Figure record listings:
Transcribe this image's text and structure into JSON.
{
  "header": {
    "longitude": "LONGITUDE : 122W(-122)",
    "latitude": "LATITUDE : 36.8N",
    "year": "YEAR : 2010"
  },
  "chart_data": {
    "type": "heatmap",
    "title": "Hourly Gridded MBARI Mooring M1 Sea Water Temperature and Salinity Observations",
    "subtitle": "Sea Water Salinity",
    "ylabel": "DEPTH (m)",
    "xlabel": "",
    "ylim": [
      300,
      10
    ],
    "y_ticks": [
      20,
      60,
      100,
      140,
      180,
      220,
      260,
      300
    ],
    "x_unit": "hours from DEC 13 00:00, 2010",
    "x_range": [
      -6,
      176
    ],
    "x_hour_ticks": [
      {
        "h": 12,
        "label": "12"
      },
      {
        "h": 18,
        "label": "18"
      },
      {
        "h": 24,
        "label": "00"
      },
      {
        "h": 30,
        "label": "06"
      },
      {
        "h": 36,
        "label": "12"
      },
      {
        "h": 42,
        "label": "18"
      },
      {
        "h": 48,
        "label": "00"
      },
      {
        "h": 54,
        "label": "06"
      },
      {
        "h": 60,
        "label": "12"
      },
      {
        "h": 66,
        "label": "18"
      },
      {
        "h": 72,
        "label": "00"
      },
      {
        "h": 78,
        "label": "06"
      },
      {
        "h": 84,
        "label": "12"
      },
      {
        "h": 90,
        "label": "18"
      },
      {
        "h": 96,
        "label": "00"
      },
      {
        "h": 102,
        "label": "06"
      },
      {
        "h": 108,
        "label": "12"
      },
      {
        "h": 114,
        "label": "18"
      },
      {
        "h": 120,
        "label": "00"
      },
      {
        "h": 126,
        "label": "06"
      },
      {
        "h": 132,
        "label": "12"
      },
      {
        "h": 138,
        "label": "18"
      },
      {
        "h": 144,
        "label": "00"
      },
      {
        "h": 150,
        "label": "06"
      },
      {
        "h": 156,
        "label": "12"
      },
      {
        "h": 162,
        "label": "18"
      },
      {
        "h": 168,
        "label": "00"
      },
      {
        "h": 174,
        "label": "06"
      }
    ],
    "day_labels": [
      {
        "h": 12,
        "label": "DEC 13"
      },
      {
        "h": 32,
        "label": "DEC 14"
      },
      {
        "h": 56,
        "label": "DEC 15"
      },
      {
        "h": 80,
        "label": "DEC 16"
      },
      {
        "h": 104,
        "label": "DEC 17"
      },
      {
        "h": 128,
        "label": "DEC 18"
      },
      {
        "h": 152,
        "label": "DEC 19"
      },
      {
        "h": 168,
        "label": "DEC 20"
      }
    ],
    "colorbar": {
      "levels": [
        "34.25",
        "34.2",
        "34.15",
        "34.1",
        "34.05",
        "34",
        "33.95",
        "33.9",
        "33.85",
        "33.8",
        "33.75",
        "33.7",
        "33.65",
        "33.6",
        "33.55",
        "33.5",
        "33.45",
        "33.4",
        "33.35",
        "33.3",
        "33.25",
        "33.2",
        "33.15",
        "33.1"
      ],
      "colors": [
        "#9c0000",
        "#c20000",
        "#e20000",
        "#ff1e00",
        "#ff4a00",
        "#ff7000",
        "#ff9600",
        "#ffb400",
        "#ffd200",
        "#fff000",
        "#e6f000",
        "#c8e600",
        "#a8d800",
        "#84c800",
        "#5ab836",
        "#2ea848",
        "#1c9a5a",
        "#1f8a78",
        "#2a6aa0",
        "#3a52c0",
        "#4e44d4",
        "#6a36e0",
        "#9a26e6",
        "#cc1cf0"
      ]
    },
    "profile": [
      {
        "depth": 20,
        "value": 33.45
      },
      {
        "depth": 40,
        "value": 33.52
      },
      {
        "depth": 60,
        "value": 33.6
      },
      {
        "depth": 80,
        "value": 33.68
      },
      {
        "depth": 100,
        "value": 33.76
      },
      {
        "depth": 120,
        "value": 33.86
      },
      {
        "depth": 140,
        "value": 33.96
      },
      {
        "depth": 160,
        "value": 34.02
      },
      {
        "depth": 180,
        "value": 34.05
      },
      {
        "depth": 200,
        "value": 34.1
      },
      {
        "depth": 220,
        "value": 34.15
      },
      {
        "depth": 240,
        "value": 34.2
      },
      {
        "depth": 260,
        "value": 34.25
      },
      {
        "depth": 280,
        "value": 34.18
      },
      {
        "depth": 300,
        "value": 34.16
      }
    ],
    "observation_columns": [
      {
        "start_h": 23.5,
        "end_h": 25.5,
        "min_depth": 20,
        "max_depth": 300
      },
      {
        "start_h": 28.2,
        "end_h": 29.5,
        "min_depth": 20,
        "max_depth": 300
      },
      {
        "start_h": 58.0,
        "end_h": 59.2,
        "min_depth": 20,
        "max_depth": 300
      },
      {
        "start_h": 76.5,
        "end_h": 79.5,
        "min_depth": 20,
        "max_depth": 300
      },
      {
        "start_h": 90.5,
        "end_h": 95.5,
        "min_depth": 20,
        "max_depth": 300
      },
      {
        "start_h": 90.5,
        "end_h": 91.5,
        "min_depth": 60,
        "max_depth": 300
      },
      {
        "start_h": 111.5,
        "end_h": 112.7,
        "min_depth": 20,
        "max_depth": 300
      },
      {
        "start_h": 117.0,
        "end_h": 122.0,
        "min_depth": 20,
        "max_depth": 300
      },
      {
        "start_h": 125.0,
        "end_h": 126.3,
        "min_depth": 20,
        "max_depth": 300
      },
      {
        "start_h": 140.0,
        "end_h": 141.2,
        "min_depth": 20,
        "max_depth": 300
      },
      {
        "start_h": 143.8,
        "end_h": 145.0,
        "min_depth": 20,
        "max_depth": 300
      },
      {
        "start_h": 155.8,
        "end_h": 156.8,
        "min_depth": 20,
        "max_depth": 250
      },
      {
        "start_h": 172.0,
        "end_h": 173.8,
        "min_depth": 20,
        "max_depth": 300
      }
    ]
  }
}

EXERCISE PROMPT:
Write the data back out verbatim.

COMPLETE ANSWER:
Transcribe this image's text and structure into JSON.
{
  "header": {
    "longitude": "LONGITUDE : 122W(-122)",
    "latitude": "LATITUDE : 36.8N",
    "year": "YEAR : 2010"
  },
  "chart_data": {
    "type": "heatmap",
    "title": "Hourly Gridded MBARI Mooring M1 Sea Water Temperature and Salinity Observations",
    "subtitle": "Sea Water Salinity",
    "ylabel": "DEPTH (m)",
    "xlabel": "",
    "ylim": [
      300,
      10
    ],
    "y_ticks": [
      20,
      60,
      100,
      140,
      180,
      220,
      260,
      300
    ],
    "x_unit": "hours from DEC 13 00:00, 2010",
    "x_range": [
      -6,
      176
    ],
    "x_hour_ticks": [
      {
        "h": 12,
        "label": "12"
      },
      {
        "h": 18,
        "label": "18"
      },
      {
        "h": 24,
        "label": "00"
      },
      {
        "h": 30,
        "label": "06"
      },
      {
        "h": 36,
        "label": "12"
      },
      {
        "h": 42,
        "label": "18"
      },
      {
        "h": 48,
        "label": "00"
      },
      {
        "h": 54,
        "label": "06"
      },
      {
        "h": 60,
        "label": "12"
      },
      {
        "h": 66,
        "label": "18"
      },
      {
        "h": 72,
        "label": "00"
      },
      {
        "h": 78,
        "label": "06"
      },
      {
        "h": 84,
        "label": "12"
      },
      {
        "h": 90,
        "label": "18"
      },
      {
        "h": 96,
        "label": "00"
      },
      {
        "h": 102,
        "label": "06"
      },
      {
        "h": 108,
        "label": "12"
      },
      {
        "h": 114,
        "label": "18"
      },
      {
        "h": 120,
        "label": "00"
      },
      {
        "h": 126,
        "label": "06"
      },
      {
        "h": 132,
        "label": "12"
      },
      {
        "h": 138,
        "label": "18"
      },
      {
        "h": 144,
        "label": "00"
      },
      {
        "h": 150,
        "label": "06"
      },
      {
        "h": 156,
        "label": "12"
      },
      {
        "h": 162,
        "label": "18"
      },
      {
        "h": 168,
        "label": "00"
      },
      {
        "h": 174,
        "label": "06"
      }
    ],
    "day_labels": [
      {
        "h": 12,
        "label": "DEC 13"
      },
      {
        "h": 32,
        "label": "DEC 14"
      },
      {
        "h": 56,
        "label": "DEC 15"
      },
      {
        "h": 80,
        "label": "DEC 16"
      },
      {
        "h": 104,
        "label": "DEC 17"
      },
      {
        "h": 128,
        "label": "DEC 18"
      },
      {
        "h": 152,
        "label": "DEC 19"
      },
      {
        "h": 168,
        "label": "DEC 20"
      }
    ],
    "colorbar": {
      "levels": [
        "34.25",
        "34.2",
        "34.15",
        "34.1",
        "34.05",
        "34",
        "33.95",
        "33.9",
        "33.85",
        "33.8",
        "33.75",
        "33.7",
        "33.65",
        "33.6",
        "33.55",
        "33.5",
        "33.45",
        "33.4",
        "33.35",
        "33.3",
        "33.25",
        "33.2",
        "33.15",
        "33.1"
      ],
      "colors": [
        "#9c0000",
        "#c20000",
        "#e20000",
        "#ff1e00",
        "#ff4a00",
        "#ff7000",
        "#ff9600",
        "#ffb400",
        "#ffd200",
        "#fff000",
        "#e6f000",
        "#c8e600",
        "#a8d800",
        "#84c800",
        "#5ab836",
        "#2ea848",
        "#1c9a5a",
        "#1f8a78",
        "#2a6aa0",
        "#3a52c0",
        "#4e44d4",
        "#6a36e0",
        "#9a26e6",
        "#cc1cf0"
      ]
    },
    "profile": [
      {
        "depth": 20,
        "value": 33.45
      },
      {
        "depth": 40,
        "value": 33.52
      },
      {
        "depth": 60,
        "value": 33.6
      },
      {
        "depth": 80,
        "value": 33.68
      },
      {
        "depth": 100,
        "value": 33.76
      },
      {
        "depth": 120,
        "value": 33.86
      },
      {
        "depth": 140,
        "value": 33.96
      },
      {
        "depth": 160,
        "value": 34.02
      },
      {
        "depth": 180,
        "value": 34.05
      },
      {
        "depth": 200,
        "value": 34.1
      },
      {
        "depth": 220,
        "value": 34.15
      },
      {
        "depth": 240,
        "value": 34.2
      },
      {
        "depth": 260,
        "value": 34.25
      },
      {
        "depth": 280,
        "value": 34.18
      },
      {
        "depth": 300,
        "value": 34.16
      }
    ],
    "observation_columns": [
      {
        "start_h": 23.5,
        "end_h": 25.5,
        "min_depth": 20,
        "max_depth": 300
      },
      {
        "start_h": 28.2,
        "end_h": 29.5,
        "min_depth": 20,
        "max_depth": 300
      },
      {
        "start_h": 58.0,
        "end_h": 59.2,
        "min_depth": 20,
        "max_depth": 300
      },
      {
        "start_h": 76.5,
        "end_h": 79.5,
        "min_depth": 20,
        "max_depth": 300
      },
      {
        "start_h": 90.5,
        "end_h": 95.5,
        "min_depth": 20,
        "max_depth": 300
      },
      {
        "start_h": 90.5,
        "end_h": 91.5,
        "min_depth": 60,
        "max_depth": 300
      },
      {
        "start_h": 111.5,
        "end_h": 112.7,
        "min_depth": 20,
        "max_depth": 300
      },
      {
        "start_h": 117.0,
        "end_h": 122.0,
        "min_depth": 20,
        "max_depth": 300
      },
      {
        "start_h": 125.0,
        "end_h": 126.3,
        "min_depth": 20,
        "max_depth": 300
      },
      {
        "start_h": 140.0,
        "end_h": 141.2,
        "min_depth": 20,
        "max_depth": 300
      },
      {
        "start_h": 143.8,
        "end_h": 145.0,
        "min_depth": 20,
        "max_depth": 300
      },
      {
        "start_h": 155.8,
        "end_h": 156.8,
        "min_depth": 20,
        "max_depth": 250
      },
      {
        "start_h": 172.0,
        "end_h": 173.8,
        "min_depth": 20,
        "max_depth": 300
      }
    ]
  }
}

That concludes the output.